Quoted passage
According to the Food Authenticity Network, food fraud costs the global food industry an estimated $40 billion annually. Crimes vary from substitution with an inferior ingredient to dilution, mislabelling and intellectual property rights infringement, but all have the common objective of undue economic gain.
Technologies for preventing and detecting food fraud are continually advancing, but increasingly complex global supply chains are making it more difficult to combat these crimes. Recognising that traceability is key to tackling food fraud, the food industry is proactively developing more effective solutions for product identification throughout the supply chain.
Embedding chips or tags in packaging can mitigate the risk of certain acts of food fraud, such as counterfeiting, but cannot authenticate the contents. To provide holistic protection against food fraud, strategies need to go beyond unit-level traceability and enable the identification of the product and its ingredients.
This was the motivation behind the conceptualisation of Natural Trace - a DNA-based traceability solution that can be added directly into products and detected along the supply chain.
“It was an idea that came about during the pandemic,” Dr Julia Lee, chief commercial officer of Natural Trace, told Fi Global Insights. “We could see what the industry needed, and at that time, the adoption of molecular-based technologies such as PCR was accelerating rapidly. That gave us the inspiration for a bio-barcode that could be detected using molecular technologies.”
Three years on, this concept has crystallised into a concrete business venture that was named the ‘Most innovative service or digital solution supporting the food industry’ in the 2024 Fi Europe Startup Challenge.
A three-part solution
There are three elements to the Natural Trace solution, Lee explained.
“There is the ingredient that we put into the food that gives it a unique signature. That is what we call the NaturalTag. Then, at a later point in the food supply chain, at a factory or retailer, for example, this tag is detected using our NaturalDetect PCR-based method,” she said.
Then comes the third part, when the results from the testing are uploaded to the NaturalCloud, which serves as a digital database as well as providing surveillance, mapping, and supply chain insights.
“Specifically, it tells you what is happening when and where to your product; it becomes a digital link between a food and its rightful owner,” said Lee.
Whilst Natural Trace is not alone in offering DNA-based food tags, the clue to its unique selling point lies in the name.
A natural advantage
“Most other DNA-based tags are genetically modified - in other words, they have been changed in a lab – or they are made from synthetic DNA. We do not genetically modify, and our tags are 100 per cent natural,” said Lee.

Problem A
Say whether each statement agrees with the Natural Trace article, answering yes or no and quoting the words of the article that decide it: (i) the Food Authenticity Network estimates that food fraud costs the global food industry about $40 billion a year; (ii) chips or tags embedded in packaging can authenticate the contents; (iii) Natural Trace's tags are made from synthetic DNA.
Problem B
Print, unchanged, the part of the Natural Trace article that opens with the words containing "Technologies for preventing" and closes with "throughout the supply chain.".

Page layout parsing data
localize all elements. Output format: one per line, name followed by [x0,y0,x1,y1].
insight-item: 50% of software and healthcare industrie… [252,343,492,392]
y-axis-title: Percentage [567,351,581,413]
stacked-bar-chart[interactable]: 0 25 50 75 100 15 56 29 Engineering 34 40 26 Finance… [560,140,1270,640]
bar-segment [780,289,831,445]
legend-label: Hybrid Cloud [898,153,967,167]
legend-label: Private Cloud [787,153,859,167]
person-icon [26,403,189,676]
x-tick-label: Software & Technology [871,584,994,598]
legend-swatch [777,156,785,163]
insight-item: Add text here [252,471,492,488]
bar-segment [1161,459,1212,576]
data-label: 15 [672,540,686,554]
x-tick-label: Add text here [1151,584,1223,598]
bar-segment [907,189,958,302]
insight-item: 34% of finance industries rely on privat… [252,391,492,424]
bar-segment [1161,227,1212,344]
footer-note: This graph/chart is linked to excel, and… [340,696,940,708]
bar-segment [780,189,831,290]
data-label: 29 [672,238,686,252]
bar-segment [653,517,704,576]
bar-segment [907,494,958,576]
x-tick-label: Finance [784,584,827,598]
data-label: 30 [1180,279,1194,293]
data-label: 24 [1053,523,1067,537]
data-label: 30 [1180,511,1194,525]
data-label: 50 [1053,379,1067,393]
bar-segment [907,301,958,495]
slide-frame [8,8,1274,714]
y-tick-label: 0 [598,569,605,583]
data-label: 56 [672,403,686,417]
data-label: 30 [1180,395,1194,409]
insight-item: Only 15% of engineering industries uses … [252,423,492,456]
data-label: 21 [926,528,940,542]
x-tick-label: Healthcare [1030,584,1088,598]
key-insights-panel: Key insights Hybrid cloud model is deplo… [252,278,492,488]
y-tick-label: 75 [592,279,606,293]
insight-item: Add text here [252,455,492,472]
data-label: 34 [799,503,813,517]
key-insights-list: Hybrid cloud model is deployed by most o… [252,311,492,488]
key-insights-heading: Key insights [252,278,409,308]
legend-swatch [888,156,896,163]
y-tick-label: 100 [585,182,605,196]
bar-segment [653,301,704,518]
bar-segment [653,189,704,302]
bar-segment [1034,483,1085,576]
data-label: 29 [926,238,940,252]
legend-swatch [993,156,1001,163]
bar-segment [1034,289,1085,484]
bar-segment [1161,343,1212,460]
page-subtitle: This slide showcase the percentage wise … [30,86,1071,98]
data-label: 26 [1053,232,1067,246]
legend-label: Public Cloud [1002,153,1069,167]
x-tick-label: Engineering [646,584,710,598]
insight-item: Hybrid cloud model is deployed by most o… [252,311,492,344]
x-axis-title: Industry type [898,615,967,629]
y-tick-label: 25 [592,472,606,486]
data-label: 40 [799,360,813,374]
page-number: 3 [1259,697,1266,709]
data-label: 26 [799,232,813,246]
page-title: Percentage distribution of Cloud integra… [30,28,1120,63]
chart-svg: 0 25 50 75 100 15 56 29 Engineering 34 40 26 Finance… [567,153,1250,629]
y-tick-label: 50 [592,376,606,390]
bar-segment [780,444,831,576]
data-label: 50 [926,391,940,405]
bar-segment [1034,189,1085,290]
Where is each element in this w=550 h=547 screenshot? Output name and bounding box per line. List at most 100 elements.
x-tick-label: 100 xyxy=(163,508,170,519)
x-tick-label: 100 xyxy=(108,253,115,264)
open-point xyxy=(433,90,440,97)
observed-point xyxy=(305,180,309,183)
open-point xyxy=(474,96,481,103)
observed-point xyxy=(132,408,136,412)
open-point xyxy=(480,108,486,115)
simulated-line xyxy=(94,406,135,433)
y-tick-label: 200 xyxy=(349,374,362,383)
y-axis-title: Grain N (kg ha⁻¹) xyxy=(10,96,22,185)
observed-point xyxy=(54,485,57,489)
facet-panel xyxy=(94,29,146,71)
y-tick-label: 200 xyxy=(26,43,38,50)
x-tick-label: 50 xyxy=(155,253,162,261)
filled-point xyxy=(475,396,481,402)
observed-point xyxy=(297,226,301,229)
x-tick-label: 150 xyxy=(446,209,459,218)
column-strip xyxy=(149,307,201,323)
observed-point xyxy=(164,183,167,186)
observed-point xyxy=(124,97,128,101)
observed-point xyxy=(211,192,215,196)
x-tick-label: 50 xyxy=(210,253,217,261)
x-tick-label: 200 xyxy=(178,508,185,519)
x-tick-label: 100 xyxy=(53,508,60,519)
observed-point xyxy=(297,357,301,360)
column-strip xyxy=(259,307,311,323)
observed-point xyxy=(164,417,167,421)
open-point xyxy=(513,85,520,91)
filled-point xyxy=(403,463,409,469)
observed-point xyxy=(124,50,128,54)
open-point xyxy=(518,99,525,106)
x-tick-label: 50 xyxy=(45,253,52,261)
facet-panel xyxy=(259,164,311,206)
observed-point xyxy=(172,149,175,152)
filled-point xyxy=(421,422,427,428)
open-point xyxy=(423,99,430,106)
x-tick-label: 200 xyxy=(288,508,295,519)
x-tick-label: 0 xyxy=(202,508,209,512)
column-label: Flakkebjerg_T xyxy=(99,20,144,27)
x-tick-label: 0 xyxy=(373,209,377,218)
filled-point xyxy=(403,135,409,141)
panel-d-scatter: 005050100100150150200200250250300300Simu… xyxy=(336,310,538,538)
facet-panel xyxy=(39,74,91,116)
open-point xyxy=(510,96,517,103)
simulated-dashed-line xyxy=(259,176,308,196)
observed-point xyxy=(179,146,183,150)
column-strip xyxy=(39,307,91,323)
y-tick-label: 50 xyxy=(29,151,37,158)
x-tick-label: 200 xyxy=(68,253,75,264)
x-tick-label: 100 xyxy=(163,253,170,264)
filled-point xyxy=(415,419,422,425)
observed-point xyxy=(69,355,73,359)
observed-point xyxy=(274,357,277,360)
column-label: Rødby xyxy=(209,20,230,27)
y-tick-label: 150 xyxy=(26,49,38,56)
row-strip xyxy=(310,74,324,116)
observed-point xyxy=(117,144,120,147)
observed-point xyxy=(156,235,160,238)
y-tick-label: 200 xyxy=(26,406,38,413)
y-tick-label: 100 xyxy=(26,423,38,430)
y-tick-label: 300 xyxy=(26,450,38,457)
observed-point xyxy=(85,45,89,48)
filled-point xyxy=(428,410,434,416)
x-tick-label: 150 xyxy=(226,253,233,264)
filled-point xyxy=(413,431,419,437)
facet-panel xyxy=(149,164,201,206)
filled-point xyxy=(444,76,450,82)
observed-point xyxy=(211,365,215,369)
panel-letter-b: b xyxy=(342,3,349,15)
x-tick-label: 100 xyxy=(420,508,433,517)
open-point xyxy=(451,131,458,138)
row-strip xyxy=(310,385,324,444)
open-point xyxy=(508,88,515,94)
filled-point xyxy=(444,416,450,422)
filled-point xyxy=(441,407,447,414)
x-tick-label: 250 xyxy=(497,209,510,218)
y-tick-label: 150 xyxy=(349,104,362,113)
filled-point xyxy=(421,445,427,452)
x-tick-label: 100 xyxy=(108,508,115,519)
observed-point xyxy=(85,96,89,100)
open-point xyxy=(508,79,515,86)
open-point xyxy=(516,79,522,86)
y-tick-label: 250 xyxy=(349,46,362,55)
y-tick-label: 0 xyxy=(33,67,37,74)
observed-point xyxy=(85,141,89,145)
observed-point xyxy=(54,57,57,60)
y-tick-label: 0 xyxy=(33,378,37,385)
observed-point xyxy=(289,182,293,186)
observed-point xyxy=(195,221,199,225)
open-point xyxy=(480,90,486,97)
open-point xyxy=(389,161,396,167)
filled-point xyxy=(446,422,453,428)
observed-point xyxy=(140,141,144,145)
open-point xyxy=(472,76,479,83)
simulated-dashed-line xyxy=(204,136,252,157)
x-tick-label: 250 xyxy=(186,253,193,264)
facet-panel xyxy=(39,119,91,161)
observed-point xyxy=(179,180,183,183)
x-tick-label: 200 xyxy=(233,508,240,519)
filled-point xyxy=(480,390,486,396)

Written reply A
(i) Yes: "According to the Food Authenticity Network, food fraud costs the global food industry an estimated $40 billion annually."
(ii) No: "Embedding chips or tags in packaging can mitigate the risk of certain acts of food fraud, such as counterfeiting, but cannot authenticate the contents."
(iii) No: "We do not genetically modify, and our tags are 100 per cent natural"

Written reply B
Technologies for preventing and detecting food fraud are continually advancing, but increasingly complex global supply chains are making it more difficult to combat these crimes. Recognising that traceability is key to tackling food fraud, the food industry is proactively developing more effective solutions for product identification throughout the supply chain.